Work to do: Make an exact copy of all the entries, with the pictures left out.

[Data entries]
++++++++++

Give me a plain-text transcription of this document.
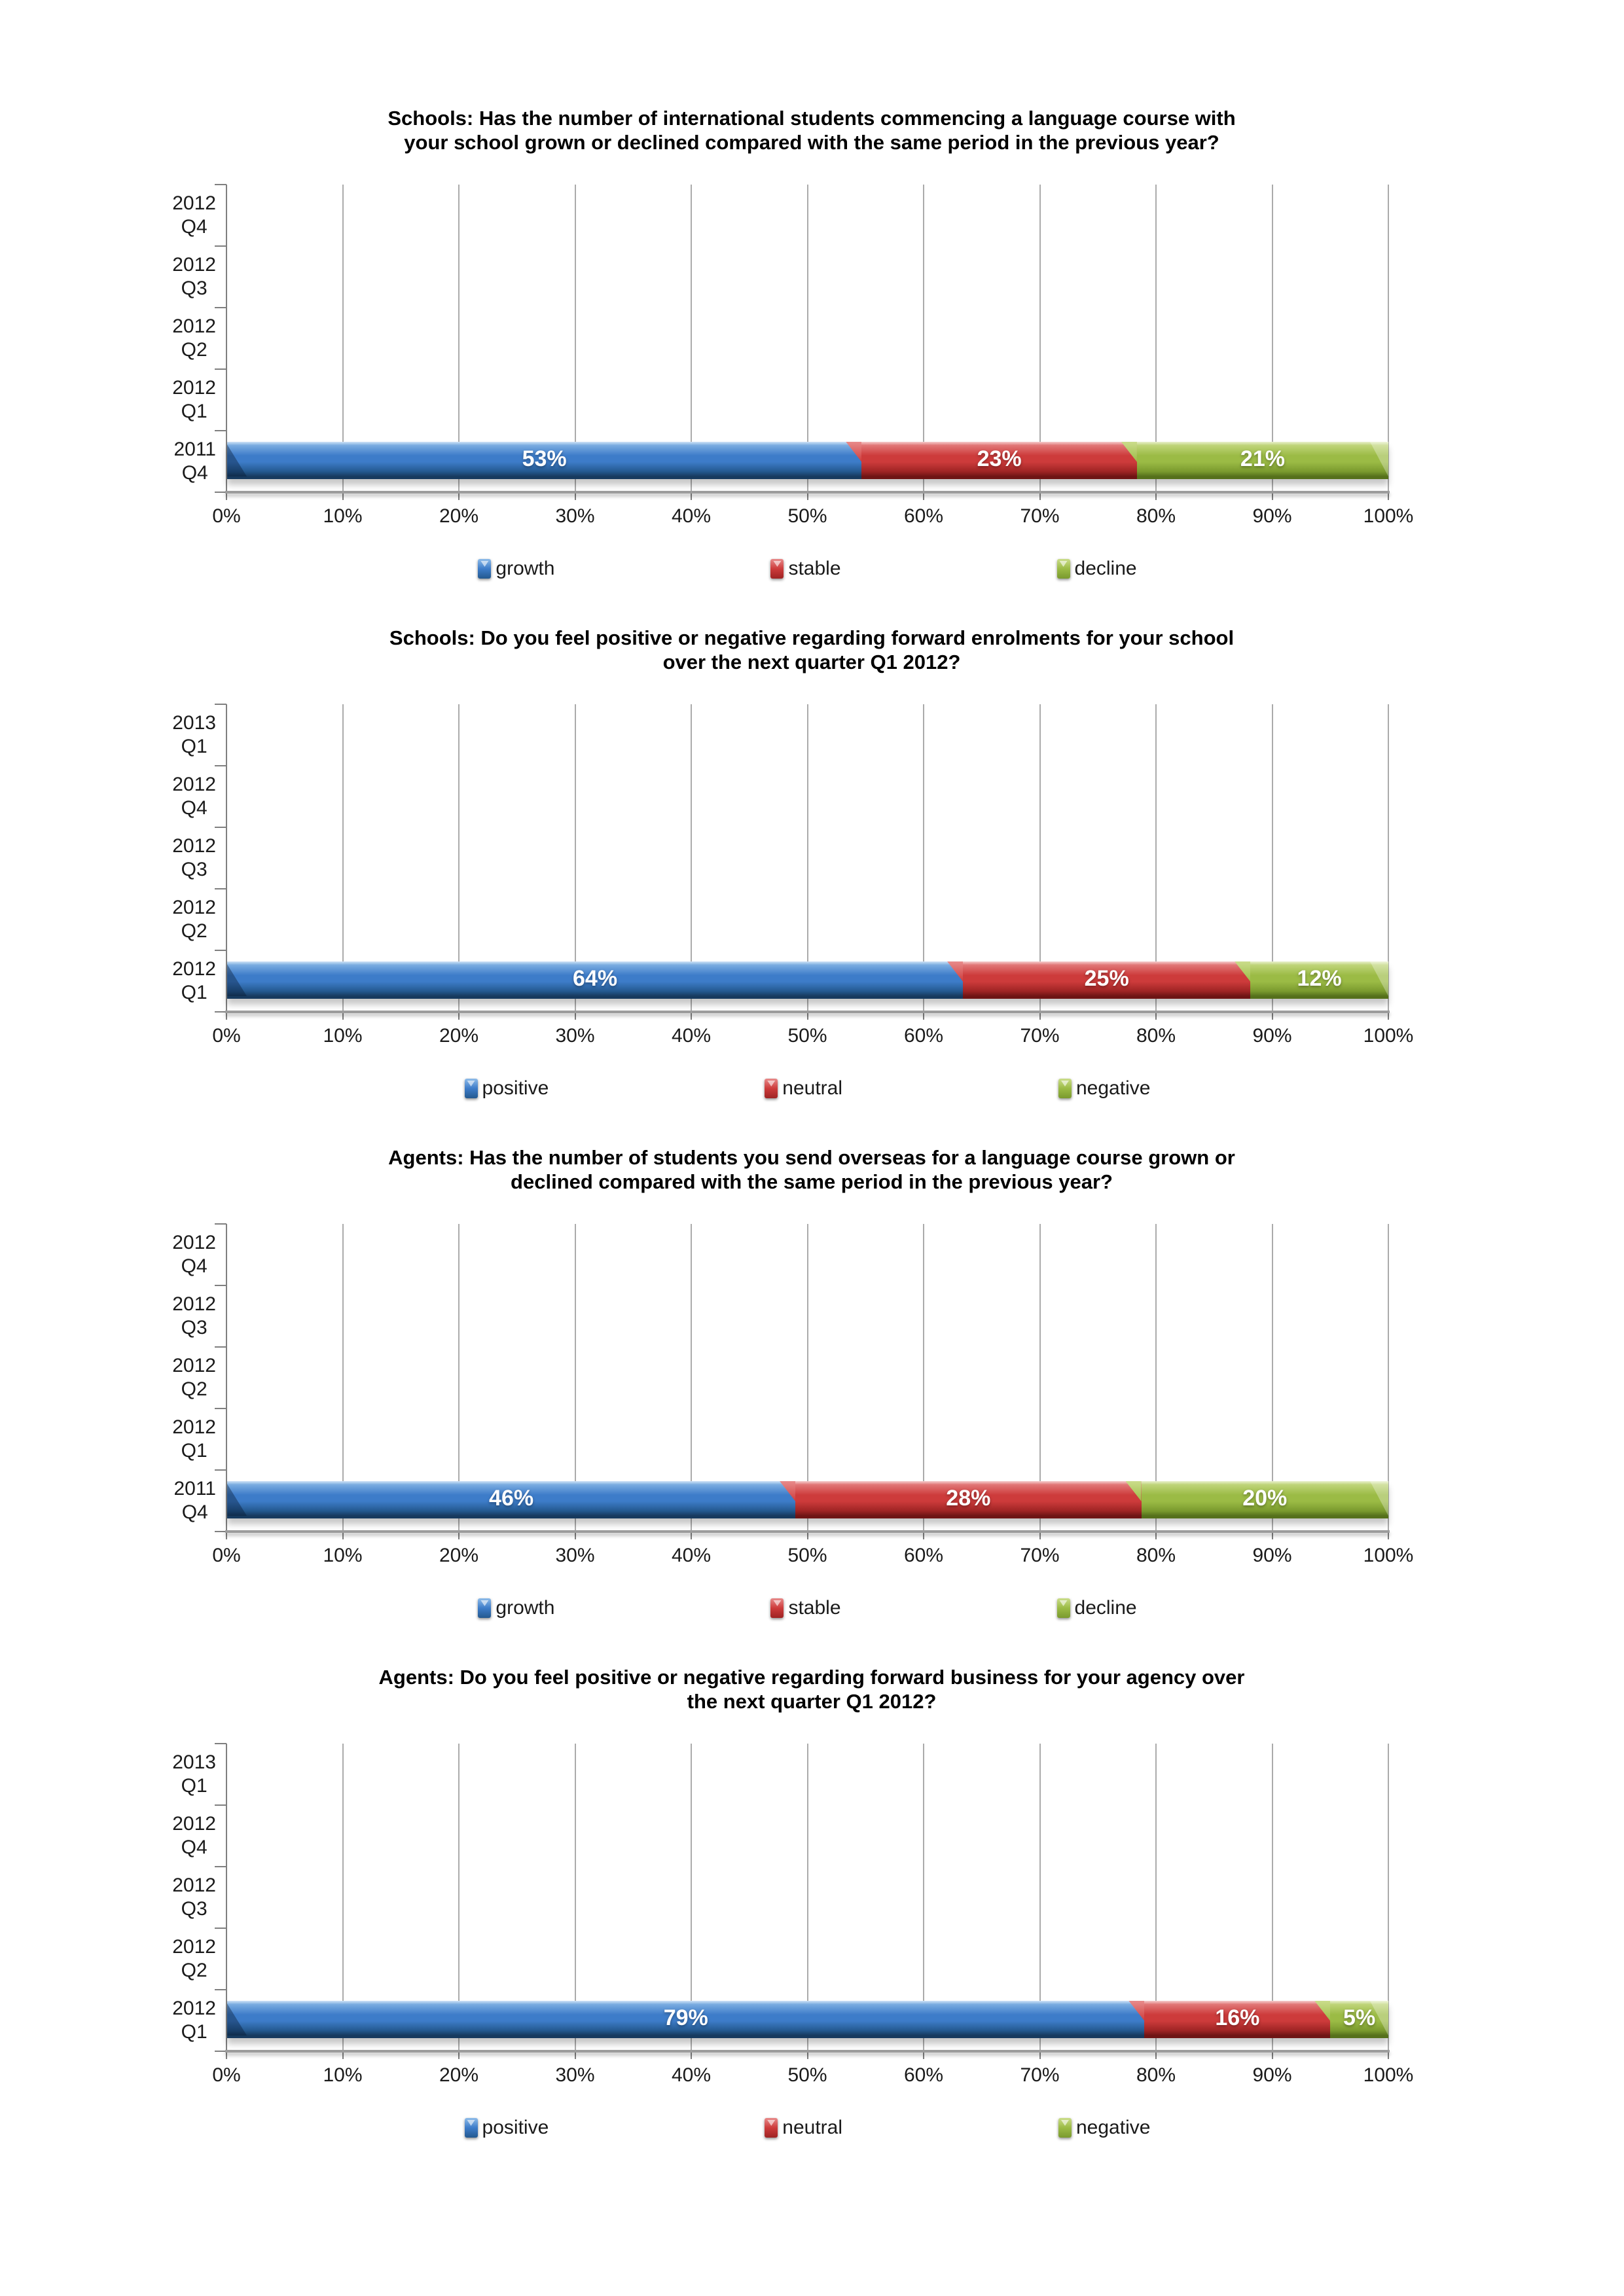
Schools: Has the number of international students commencing a language course with
your school grown or declined compared with the same period in the previous year?
2012
Q4
2012
Q3
2012
Q2
2012
Q1
2011
Q4
53%	23%	21%
0%	10%	20%	30%	40%	50%	60%	70%	80%	90%	100%
growth	stable	decline
Schools: Do you feel positive or negative regarding forward enrolments for your school
over the next quarter Q1 2012?
2013
Q1
2012
Q4
2012
Q3
2012
Q2
2012
Q1
64%	25%	12%
0%	10%	20%	30%	40%	50%	60%	70%	80%	90%	100%
positive	neutral	negative
Agents: Has the number of students you send overseas for a language course grown or
declined compared with the same period in the previous year?
2012
Q4
2012
Q3
2012
Q2
2012
Q1
2011
Q4
46%	28%	20%
0%	10%	20%	30%	40%	50%	60%	70%	80%	90%	100%
growth	stable	decline
Agents: Do you feel positive or negative regarding forward business for your agency over
the next quarter Q1 2012?
2013
Q1
2012
Q4
2012
Q3
2012
Q2
2012
Q1
79%	16%	5%
0%	10%	20%	30%	40%	50%	60%	70%	80%	90%	100%
positive	neutral	negative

++++++++++

Response to this task:
Give me a plain-text transcription of this document.
Schools: Has the number of international students commencing a language course with
your school grown or declined compared with the same period in the previous year?
2012
Q4
2012
Q3
2012
Q2
2012
Q1
2011
Q4
53%	23%	21%
0%	10%	20%	30%	40%	50%	60%	70%	80%	90%	100%
growth	stable	decline
Schools: Do you feel positive or negative regarding forward enrolments for your school
over the next quarter Q1 2012?
2013
Q1
2012
Q4
2012
Q3
2012
Q2
2012
Q1
64%	25%	12%
0%	10%	20%	30%	40%	50%	60%	70%	80%	90%	100%
positive	neutral	negative
Agents: Has the number of students you send overseas for a language course grown or
declined compared with the same period in the previous year?
2012
Q4
2012
Q3
2012
Q2
2012
Q1
2011
Q4
46%	28%	20%
0%	10%	20%	30%	40%	50%	60%	70%	80%	90%	100%
growth	stable	decline
Agents: Do you feel positive or negative regarding forward business for your agency over
the next quarter Q1 2012?
2013
Q1
2012
Q4
2012
Q3
2012
Q2
2012
Q1
79%	16%	5%
0%	10%	20%	30%	40%	50%	60%	70%	80%	90%	100%
positive	neutral	negative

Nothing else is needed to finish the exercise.